BEGIN DATA SHOWN

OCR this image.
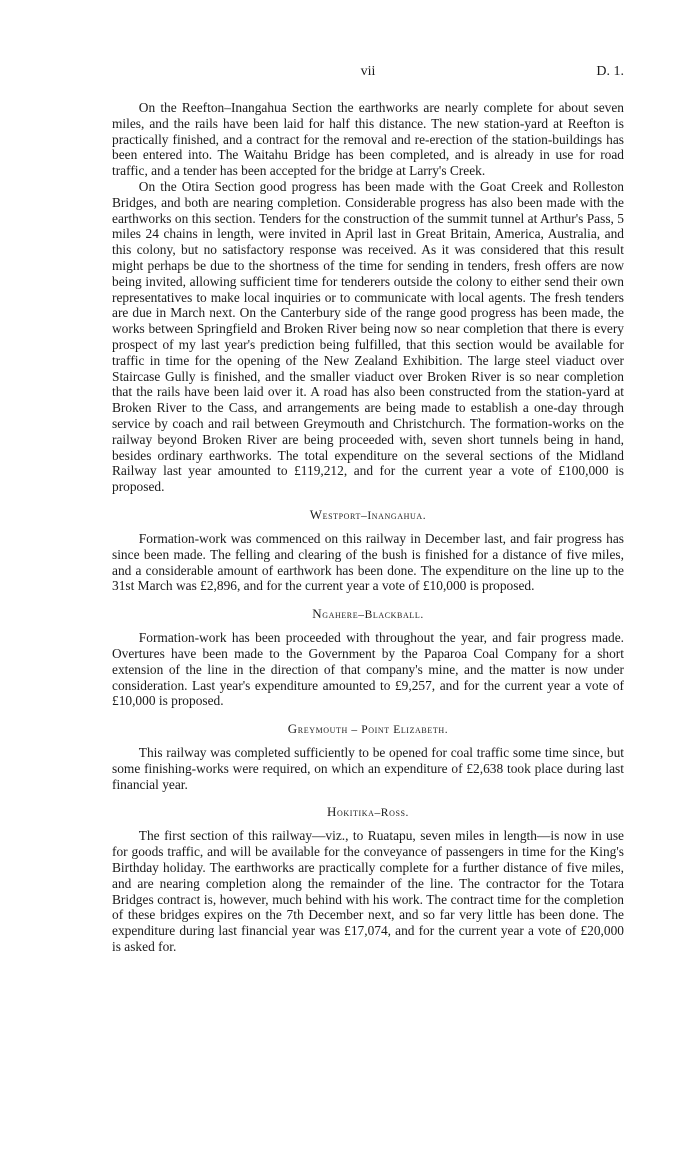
vii	D. 1.

On the Reefton–Inangahua Section the earthworks are nearly complete for about seven miles, and the rails have been laid for half this distance. The new station-yard at Reefton is practically finished, and a contract for the removal and re-erection of the station-buildings has been entered into. The Waitahu Bridge has been completed, and is already in use for road traffic, and a tender has been accepted for the bridge at Larry's Creek.

On the Otira Section good progress has been made with the Goat Creek and Rolleston Bridges, and both are nearing completion. Considerable progress has also been made with the earthworks on this section. Tenders for the construction of the summit tunnel at Arthur's Pass, 5 miles 24 chains in length, were invited in April last in Great Britain, America, Australia, and this colony, but no satisfactory response was received. As it was considered that this result might perhaps be due to the shortness of the time for sending in tenders, fresh offers are now being invited, allowing sufficient time for tenderers outside the colony to either send their own representatives to make local inquiries or to communicate with local agents. The fresh tenders are due in March next. On the Canterbury side of the range good progress has been made, the works between Springfield and Broken River being now so near completion that there is every prospect of my last year's prediction being fulfilled, that this section would be available for traffic in time for the opening of the New Zealand Exhibition. The large steel viaduct over Staircase Gully is finished, and the smaller viaduct over Broken River is so near completion that the rails have been laid over it. A road has also been constructed from the station-yard at Broken River to the Cass, and arrangements are being made to establish a one-day through service by coach and rail between Greymouth and Christchurch. The formation-works on the railway beyond Broken River are being proceeded with, seven short tunnels being in hand, besides ordinary earthworks. The total expenditure on the several sections of the Midland Railway last year amounted to £119,212, and for the current year a vote of £100,000 is proposed.

Westport–Inangahua.

Formation-work was commenced on this railway in December last, and fair progress has since been made. The felling and clearing of the bush is finished for a distance of five miles, and a considerable amount of earthwork has been done. The expenditure on the line up to the 31st March was £2,896, and for the current year a vote of £10,000 is proposed.

Ngahere–Blackball.

Formation-work has been proceeded with throughout the year, and fair progress made. Overtures have been made to the Government by the Paparoa Coal Company for a short extension of the line in the direction of that company's mine, and the matter is now under consideration. Last year's expenditure amounted to £9,257, and for the current year a vote of £10,000 is proposed.

Greymouth – Point Elizabeth.

This railway was completed sufficiently to be opened for coal traffic some time since, but some finishing-works were required, on which an expenditure of £2,638 took place during last financial year.

Hokitika–Ross.

The first section of this railway—viz., to Ruatapu, seven miles in length—is now in use for goods traffic, and will be available for the conveyance of passengers in time for the King's Birthday holiday. The earthworks are practically complete for a further distance of five miles, and are nearing completion along the remainder of the line. The contractor for the Totara Bridges contract is, however, much behind with his work. The contract time for the completion of these bridges expires on the 7th December next, and so far very little has been done. The expenditure during last financial year was £17,074, and for the current year a vote of £20,000 is asked for.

END DATA SHOWN

### [EXERCISE]
Gather all lines with the string "fair" from the data.

### [TASK RESPONSE]
Formation-work was commenced on this railway in December last, and fair progress has since been made. The felling and clearing of the bush is finished for a distance of five miles, and a considerable amount of earthwork has been done. The expenditure on the line up to the 31st March was £2,896, and for the current year a vote of £10,000 is proposed.
Formation-work has been proceeded with throughout the year, and fair progress made. Overtures have been made to the Government by the Paparoa Coal Company for a short extension of the line in the direction of that company's mine, and the matter is now under consideration. Last year's expenditure amounted to £9,257, and for the current year a vote of £10,000 is proposed.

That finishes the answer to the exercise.